Quote the entries word for word. Omit the pictures.

:: Raw data ::
## Start

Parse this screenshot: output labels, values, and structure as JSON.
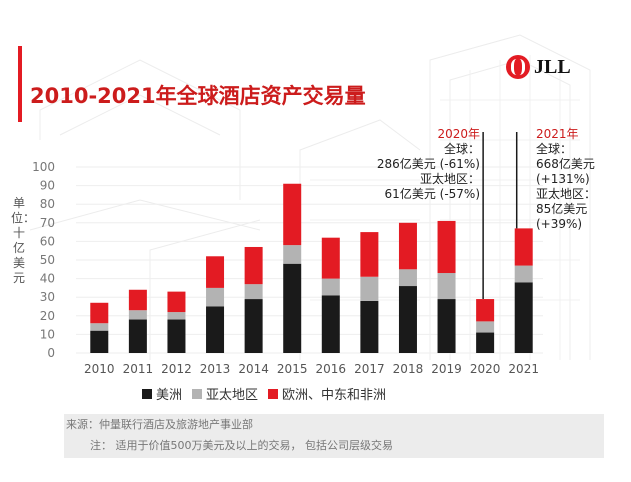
{
  "title": "2010-2021年全球酒店资产交易量",
  "logo": {
    "text": "JLL"
  },
  "colors": {
    "americas": "#1a1a1a",
    "apac": "#b3b3b3",
    "emea": "#e31b23",
    "accent": "#cc1c1c"
  },
  "annotations": {
    "y2020": {
      "year": "2020年",
      "l1": "全球：",
      "l2": "286亿美元 (-61%)",
      "l3": "亚太地区：",
      "l4": "61亿美元 (-57%)"
    },
    "y2021": {
      "year": "2021年",
      "l1": "全球：",
      "l2": "668亿美元",
      "l3": "(+131%)",
      "l4": "亚太地区：",
      "l5": "85亿美元",
      "l6": "(+39%)"
    }
  },
  "legend": [
    "美洲",
    "亚太地区",
    "欧洲、中东和非洲"
  ],
  "footer": {
    "source": "来源：仲量联行酒店及旅游地产事业部",
    "note": "注：  适用于价值500万美元及以上的交易， 包括公司层级交易"
  },
  "chart_data": {
    "type": "bar",
    "stacked": true,
    "categories": [
      "2010",
      "2011",
      "2012",
      "2013",
      "2014",
      "2015",
      "2016",
      "2017",
      "2018",
      "2019",
      "2020",
      "2021"
    ],
    "ylabel": "单位：十亿美元",
    "ylim": [
      0,
      100
    ],
    "yticks": [
      0,
      10,
      20,
      30,
      40,
      50,
      60,
      70,
      80,
      90,
      100
    ],
    "series": [
      {
        "name": "美洲",
        "values": [
          12,
          18,
          18,
          25,
          29,
          48,
          31,
          28,
          36,
          29,
          11,
          38
        ]
      },
      {
        "name": "亚太地区",
        "values": [
          4,
          5,
          4,
          10,
          8,
          10,
          9,
          13,
          9,
          14,
          6,
          9
        ]
      },
      {
        "name": "欧洲、中东和非洲",
        "values": [
          11,
          11,
          11,
          17,
          20,
          33,
          22,
          24,
          25,
          28,
          12,
          20
        ]
      }
    ]
  }
}
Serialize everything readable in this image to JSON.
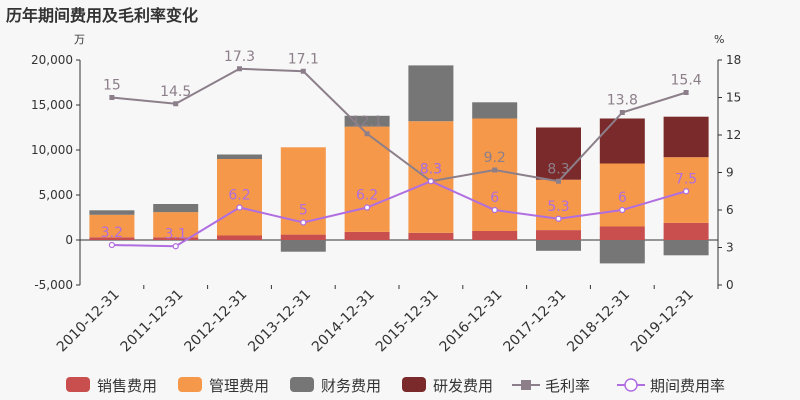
{
  "chart_data": {
    "type": "bar",
    "title": "历年期间费用及毛利率变化",
    "left_unit": "万",
    "right_unit": "%",
    "categories": [
      "2010-12-31",
      "2011-12-31",
      "2012-12-31",
      "2013-12-31",
      "2014-12-31",
      "2015-12-31",
      "2016-12-31",
      "2017-12-31",
      "2018-12-31",
      "2019-12-31"
    ],
    "left_axis": {
      "min": -5000,
      "max": 20000,
      "ticks": [
        "-5,000",
        "0",
        "5,000",
        "10,000",
        "15,000",
        "20,000"
      ],
      "tick_values": [
        -5000,
        0,
        5000,
        10000,
        15000,
        20000
      ]
    },
    "right_axis": {
      "min": 0,
      "max": 18,
      "ticks": [
        "0",
        "3",
        "6",
        "9",
        "12",
        "15",
        "18"
      ],
      "tick_values": [
        0,
        3,
        6,
        9,
        12,
        15,
        18
      ]
    },
    "stack_order": [
      "销售费用",
      "管理费用",
      "财务费用",
      "研发费用"
    ],
    "bar_series": [
      {
        "name": "销售费用",
        "color": "#c94f4f",
        "values": [
          300,
          300,
          500,
          600,
          900,
          800,
          1000,
          1100,
          1500,
          1900
        ]
      },
      {
        "name": "管理费用",
        "color": "#f5984a",
        "values": [
          2500,
          2800,
          8500,
          9700,
          11700,
          12400,
          12500,
          5600,
          7000,
          7300
        ]
      },
      {
        "name": "财务费用",
        "color": "#767676",
        "values": [
          500,
          900,
          500,
          -1300,
          1200,
          6200,
          1800,
          -1200,
          -2600,
          -1700
        ]
      },
      {
        "name": "研发费用",
        "color": "#7a2a2a",
        "values": [
          0,
          0,
          0,
          0,
          0,
          0,
          0,
          5800,
          5000,
          4500
        ]
      }
    ],
    "line_series": [
      {
        "name": "毛利率",
        "color": "#8c7f8a",
        "marker": "square",
        "values": [
          15,
          14.5,
          17.3,
          17.1,
          12.1,
          8.3,
          9.2,
          8.3,
          13.8,
          15.4
        ],
        "labels": [
          "15",
          "14.5",
          "17.3",
          "17.1",
          "12.1",
          "8.3",
          "9.2",
          "8.3",
          "13.8",
          "15.4"
        ]
      },
      {
        "name": "期间费用率",
        "color": "#b06ee0",
        "marker": "circle",
        "values": [
          3.2,
          3.1,
          6.2,
          5,
          6.2,
          8.3,
          6,
          5.3,
          6,
          7.5
        ],
        "labels": [
          "3.2",
          "3.1",
          "6.2",
          "5",
          "6.2",
          "8.3",
          "6",
          "5.3",
          "6",
          "7.5"
        ]
      }
    ],
    "legend": {
      "position": "bottom",
      "items": [
        "销售费用",
        "管理费用",
        "财务费用",
        "研发费用",
        "毛利率",
        "期间费用率"
      ]
    },
    "grid": false
  }
}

## End

:: Response ::
Parse this screenshot: output labels, values, and structure as JSON.
{
  "title": "2010-2021年全球酒店资产交易量",
  "logo": {
    "text": "JLL"
  },
  "colors": {
    "americas": "#1a1a1a",
    "apac": "#b3b3b3",
    "emea": "#e31b23",
    "accent": "#cc1c1c"
  },
  "annotations": {
    "y2020": {
      "year": "2020年",
      "l1": "全球：",
      "l2": "286亿美元 (-61%)",
      "l3": "亚太地区：",
      "l4": "61亿美元 (-57%)"
    },
    "y2021": {
      "year": "2021年",
      "l1": "全球：",
      "l2": "668亿美元",
      "l3": "(+131%)",
      "l4": "亚太地区：",
      "l5": "85亿美元",
      "l6": "(+39%)"
    }
  },
  "legend": [
    "美洲",
    "亚太地区",
    "欧洲、中东和非洲"
  ],
  "footer": {
    "source": "来源：仲量联行酒店及旅游地产事业部",
    "note": "注：  适用于价值500万美元及以上的交易， 包括公司层级交易"
  },
  "chart_data": {
    "type": "bar",
    "stacked": true,
    "categories": [
      "2010",
      "2011",
      "2012",
      "2013",
      "2014",
      "2015",
      "2016",
      "2017",
      "2018",
      "2019",
      "2020",
      "2021"
    ],
    "ylabel": "单位：十亿美元",
    "ylim": [
      0,
      100
    ],
    "yticks": [
      0,
      10,
      20,
      30,
      40,
      50,
      60,
      70,
      80,
      90,
      100
    ],
    "series": [
      {
        "name": "美洲",
        "values": [
          12,
          18,
          18,
          25,
          29,
          48,
          31,
          28,
          36,
          29,
          11,
          38
        ]
      },
      {
        "name": "亚太地区",
        "values": [
          4,
          5,
          4,
          10,
          8,
          10,
          9,
          13,
          9,
          14,
          6,
          9
        ]
      },
      {
        "name": "欧洲、中东和非洲",
        "values": [
          11,
          11,
          11,
          17,
          20,
          33,
          22,
          24,
          25,
          28,
          12,
          20
        ]
      }
    ]
  }
}
Serialize everything readable in this image to JSON.
{
  "chart_data": {
    "type": "bar",
    "title": "历年期间费用及毛利率变化",
    "left_unit": "万",
    "right_unit": "%",
    "categories": [
      "2010-12-31",
      "2011-12-31",
      "2012-12-31",
      "2013-12-31",
      "2014-12-31",
      "2015-12-31",
      "2016-12-31",
      "2017-12-31",
      "2018-12-31",
      "2019-12-31"
    ],
    "left_axis": {
      "min": -5000,
      "max": 20000,
      "ticks": [
        "-5,000",
        "0",
        "5,000",
        "10,000",
        "15,000",
        "20,000"
      ],
      "tick_values": [
        -5000,
        0,
        5000,
        10000,
        15000,
        20000
      ]
    },
    "right_axis": {
      "min": 0,
      "max": 18,
      "ticks": [
        "0",
        "3",
        "6",
        "9",
        "12",
        "15",
        "18"
      ],
      "tick_values": [
        0,
        3,
        6,
        9,
        12,
        15,
        18
      ]
    },
    "stack_order": [
      "销售费用",
      "管理费用",
      "财务费用",
      "研发费用"
    ],
    "bar_series": [
      {
        "name": "销售费用",
        "color": "#c94f4f",
        "values": [
          300,
          300,
          500,
          600,
          900,
          800,
          1000,
          1100,
          1500,
          1900
        ]
      },
      {
        "name": "管理费用",
        "color": "#f5984a",
        "values": [
          2500,
          2800,
          8500,
          9700,
          11700,
          12400,
          12500,
          5600,
          7000,
          7300
        ]
      },
      {
        "name": "财务费用",
        "color": "#767676",
        "values": [
          500,
          900,
          500,
          -1300,
          1200,
          6200,
          1800,
          -1200,
          -2600,
          -1700
        ]
      },
      {
        "name": "研发费用",
        "color": "#7a2a2a",
        "values": [
          0,
          0,
          0,
          0,
          0,
          0,
          0,
          5800,
          5000,
          4500
        ]
      }
    ],
    "line_series": [
      {
        "name": "毛利率",
        "color": "#8c7f8a",
        "marker": "square",
        "values": [
          15,
          14.5,
          17.3,
          17.1,
          12.1,
          8.3,
          9.2,
          8.3,
          13.8,
          15.4
        ],
        "labels": [
          "15",
          "14.5",
          "17.3",
          "17.1",
          "12.1",
          "8.3",
          "9.2",
          "8.3",
          "13.8",
          "15.4"
        ]
      },
      {
        "name": "期间费用率",
        "color": "#b06ee0",
        "marker": "circle",
        "values": [
          3.2,
          3.1,
          6.2,
          5,
          6.2,
          8.3,
          6,
          5.3,
          6,
          7.5
        ],
        "labels": [
          "3.2",
          "3.1",
          "6.2",
          "5",
          "6.2",
          "8.3",
          "6",
          "5.3",
          "6",
          "7.5"
        ]
      }
    ],
    "legend": {
      "position": "bottom",
      "items": [
        "销售费用",
        "管理费用",
        "财务费用",
        "研发费用",
        "毛利率",
        "期间费用率"
      ]
    },
    "grid": false
  }
}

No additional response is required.